◆ Given request
Would you pull out every line of the material that contains the string "тепловую"?

Stored records
####################

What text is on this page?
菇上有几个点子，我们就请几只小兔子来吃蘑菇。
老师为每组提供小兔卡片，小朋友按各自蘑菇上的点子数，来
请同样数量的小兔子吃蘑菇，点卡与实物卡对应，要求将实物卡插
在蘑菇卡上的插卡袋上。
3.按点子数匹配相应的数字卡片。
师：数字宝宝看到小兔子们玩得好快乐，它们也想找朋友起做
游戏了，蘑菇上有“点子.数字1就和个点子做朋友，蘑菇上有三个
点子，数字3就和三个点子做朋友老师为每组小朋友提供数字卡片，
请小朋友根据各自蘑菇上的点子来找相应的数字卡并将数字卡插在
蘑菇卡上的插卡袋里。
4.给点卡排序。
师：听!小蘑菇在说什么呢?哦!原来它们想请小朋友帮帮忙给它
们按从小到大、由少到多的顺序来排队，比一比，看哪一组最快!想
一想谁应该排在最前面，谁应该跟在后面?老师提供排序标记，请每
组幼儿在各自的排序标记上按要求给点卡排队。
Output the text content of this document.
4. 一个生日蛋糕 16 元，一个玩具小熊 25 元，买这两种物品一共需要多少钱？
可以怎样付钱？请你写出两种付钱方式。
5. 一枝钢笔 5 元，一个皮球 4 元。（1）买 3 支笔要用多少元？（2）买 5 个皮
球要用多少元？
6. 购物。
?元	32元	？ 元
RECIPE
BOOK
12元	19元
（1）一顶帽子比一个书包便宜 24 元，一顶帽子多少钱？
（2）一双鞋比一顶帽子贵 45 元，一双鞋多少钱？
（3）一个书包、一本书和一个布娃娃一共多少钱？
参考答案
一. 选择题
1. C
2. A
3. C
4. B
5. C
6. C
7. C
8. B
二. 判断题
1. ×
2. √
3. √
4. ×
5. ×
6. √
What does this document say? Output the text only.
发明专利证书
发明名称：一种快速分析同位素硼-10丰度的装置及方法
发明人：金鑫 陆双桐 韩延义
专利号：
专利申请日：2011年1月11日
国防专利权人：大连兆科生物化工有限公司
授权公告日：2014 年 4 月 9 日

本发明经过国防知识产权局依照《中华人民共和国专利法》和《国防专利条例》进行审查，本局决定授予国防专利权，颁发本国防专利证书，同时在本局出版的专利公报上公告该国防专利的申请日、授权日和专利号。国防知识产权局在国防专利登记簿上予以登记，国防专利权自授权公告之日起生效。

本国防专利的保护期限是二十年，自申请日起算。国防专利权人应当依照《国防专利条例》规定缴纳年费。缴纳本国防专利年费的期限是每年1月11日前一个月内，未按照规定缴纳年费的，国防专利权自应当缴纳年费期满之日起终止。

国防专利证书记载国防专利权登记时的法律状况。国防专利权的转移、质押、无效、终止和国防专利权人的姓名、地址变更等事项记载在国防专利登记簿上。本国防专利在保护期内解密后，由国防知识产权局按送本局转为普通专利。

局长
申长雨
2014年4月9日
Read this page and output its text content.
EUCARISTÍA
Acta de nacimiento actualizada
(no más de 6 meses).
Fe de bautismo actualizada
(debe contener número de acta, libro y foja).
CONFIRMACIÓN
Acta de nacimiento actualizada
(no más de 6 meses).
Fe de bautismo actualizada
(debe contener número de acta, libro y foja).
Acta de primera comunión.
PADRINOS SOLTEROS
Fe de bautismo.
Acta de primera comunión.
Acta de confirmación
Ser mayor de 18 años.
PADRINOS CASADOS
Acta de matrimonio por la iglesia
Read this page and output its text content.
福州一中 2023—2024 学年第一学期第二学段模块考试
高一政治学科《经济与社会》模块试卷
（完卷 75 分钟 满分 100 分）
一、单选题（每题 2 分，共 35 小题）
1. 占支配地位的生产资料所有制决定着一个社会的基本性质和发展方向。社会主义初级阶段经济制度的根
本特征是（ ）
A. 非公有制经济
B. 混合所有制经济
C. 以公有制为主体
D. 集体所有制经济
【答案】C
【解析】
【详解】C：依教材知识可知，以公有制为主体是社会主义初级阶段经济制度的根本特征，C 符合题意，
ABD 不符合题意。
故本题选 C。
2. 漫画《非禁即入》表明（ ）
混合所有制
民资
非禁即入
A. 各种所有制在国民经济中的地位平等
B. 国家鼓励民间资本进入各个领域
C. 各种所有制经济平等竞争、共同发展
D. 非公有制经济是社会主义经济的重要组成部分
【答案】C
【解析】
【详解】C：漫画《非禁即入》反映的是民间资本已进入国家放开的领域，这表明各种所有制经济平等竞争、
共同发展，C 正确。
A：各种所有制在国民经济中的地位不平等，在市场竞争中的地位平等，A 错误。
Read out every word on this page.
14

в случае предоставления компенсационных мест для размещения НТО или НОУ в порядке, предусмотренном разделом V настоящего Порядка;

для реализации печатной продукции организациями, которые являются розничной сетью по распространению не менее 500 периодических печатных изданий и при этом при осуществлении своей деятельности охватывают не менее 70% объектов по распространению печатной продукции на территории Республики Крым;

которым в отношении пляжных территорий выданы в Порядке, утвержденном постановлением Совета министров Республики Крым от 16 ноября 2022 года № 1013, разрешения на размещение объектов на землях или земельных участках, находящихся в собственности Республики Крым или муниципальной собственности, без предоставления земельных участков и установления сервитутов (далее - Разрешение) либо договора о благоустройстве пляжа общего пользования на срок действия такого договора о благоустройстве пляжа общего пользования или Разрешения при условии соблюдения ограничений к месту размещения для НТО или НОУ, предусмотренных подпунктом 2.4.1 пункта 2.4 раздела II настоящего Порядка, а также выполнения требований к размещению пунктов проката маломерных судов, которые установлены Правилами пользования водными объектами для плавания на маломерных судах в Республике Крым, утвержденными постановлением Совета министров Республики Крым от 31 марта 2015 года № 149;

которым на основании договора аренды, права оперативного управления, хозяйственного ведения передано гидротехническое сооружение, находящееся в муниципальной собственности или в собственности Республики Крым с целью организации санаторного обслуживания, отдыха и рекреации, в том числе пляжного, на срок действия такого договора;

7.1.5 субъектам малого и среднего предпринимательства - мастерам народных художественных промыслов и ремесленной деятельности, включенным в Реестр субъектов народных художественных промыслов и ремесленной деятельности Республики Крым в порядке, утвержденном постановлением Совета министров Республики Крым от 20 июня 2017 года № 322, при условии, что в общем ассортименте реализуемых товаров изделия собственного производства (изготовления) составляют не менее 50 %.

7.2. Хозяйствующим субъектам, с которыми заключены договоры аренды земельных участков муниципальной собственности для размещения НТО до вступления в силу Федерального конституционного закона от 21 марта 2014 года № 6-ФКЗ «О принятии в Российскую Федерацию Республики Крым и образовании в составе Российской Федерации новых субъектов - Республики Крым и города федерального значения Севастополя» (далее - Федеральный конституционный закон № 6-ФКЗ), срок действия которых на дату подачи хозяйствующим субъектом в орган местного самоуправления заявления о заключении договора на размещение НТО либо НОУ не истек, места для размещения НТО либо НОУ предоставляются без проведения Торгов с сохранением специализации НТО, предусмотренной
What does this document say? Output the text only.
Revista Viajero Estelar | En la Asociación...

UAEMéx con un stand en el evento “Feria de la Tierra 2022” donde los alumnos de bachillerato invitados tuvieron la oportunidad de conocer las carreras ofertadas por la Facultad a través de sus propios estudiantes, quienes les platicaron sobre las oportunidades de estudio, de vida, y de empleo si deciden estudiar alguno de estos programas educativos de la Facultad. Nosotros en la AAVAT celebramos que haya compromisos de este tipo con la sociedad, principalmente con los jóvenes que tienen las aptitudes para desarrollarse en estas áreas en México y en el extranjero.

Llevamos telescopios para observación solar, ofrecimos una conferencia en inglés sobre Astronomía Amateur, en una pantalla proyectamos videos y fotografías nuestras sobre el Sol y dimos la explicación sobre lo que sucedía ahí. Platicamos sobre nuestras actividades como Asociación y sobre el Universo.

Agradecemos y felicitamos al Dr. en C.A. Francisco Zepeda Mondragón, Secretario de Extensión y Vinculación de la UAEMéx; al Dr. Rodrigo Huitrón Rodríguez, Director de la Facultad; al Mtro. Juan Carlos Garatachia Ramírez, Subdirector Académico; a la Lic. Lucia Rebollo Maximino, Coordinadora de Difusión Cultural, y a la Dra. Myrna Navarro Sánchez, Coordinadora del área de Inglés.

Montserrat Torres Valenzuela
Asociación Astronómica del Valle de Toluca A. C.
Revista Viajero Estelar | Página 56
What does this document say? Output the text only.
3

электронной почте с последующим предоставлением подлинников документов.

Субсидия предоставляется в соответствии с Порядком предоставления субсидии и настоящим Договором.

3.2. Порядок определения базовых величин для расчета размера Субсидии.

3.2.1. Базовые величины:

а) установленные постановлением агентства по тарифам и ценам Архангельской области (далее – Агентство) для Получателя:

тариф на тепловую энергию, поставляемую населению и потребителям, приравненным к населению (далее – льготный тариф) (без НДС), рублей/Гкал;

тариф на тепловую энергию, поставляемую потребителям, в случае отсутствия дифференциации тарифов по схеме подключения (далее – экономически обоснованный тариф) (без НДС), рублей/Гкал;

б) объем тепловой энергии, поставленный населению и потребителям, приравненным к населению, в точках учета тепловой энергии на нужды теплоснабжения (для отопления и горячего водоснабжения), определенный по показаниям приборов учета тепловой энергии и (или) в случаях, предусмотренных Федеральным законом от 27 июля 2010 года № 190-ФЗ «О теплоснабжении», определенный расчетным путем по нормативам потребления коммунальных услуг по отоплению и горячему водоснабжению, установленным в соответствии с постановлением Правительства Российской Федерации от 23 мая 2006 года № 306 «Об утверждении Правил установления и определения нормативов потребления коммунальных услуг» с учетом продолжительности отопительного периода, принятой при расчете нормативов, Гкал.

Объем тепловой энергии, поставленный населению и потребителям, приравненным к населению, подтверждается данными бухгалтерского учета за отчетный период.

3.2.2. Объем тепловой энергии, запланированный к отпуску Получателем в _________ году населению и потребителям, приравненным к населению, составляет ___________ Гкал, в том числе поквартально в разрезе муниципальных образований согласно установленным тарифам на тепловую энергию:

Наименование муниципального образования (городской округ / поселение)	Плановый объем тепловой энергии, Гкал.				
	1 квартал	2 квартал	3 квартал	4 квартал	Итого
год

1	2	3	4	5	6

####################

◆ Right answer
тариф на тепловую энергию, поставляемую населению и потребителям, приравненным к населению (далее – льготный тариф) (без НДС), рублей/Гкал;
тариф на тепловую энергию, поставляемую потребителям, в случае отсутствия дифференциации тарифов по схеме подключения (далее – экономически обоснованный тариф) (без НДС), рублей/Гкал;
3.2.2. Объем тепловой энергии, запланированный к отпуску Получателем в _________ году населению и потребителям, приравненным к населению, составляет ___________ Гкал, в том числе поквартально в разрезе муниципальных образований согласно установленным тарифам на тепловую энергию:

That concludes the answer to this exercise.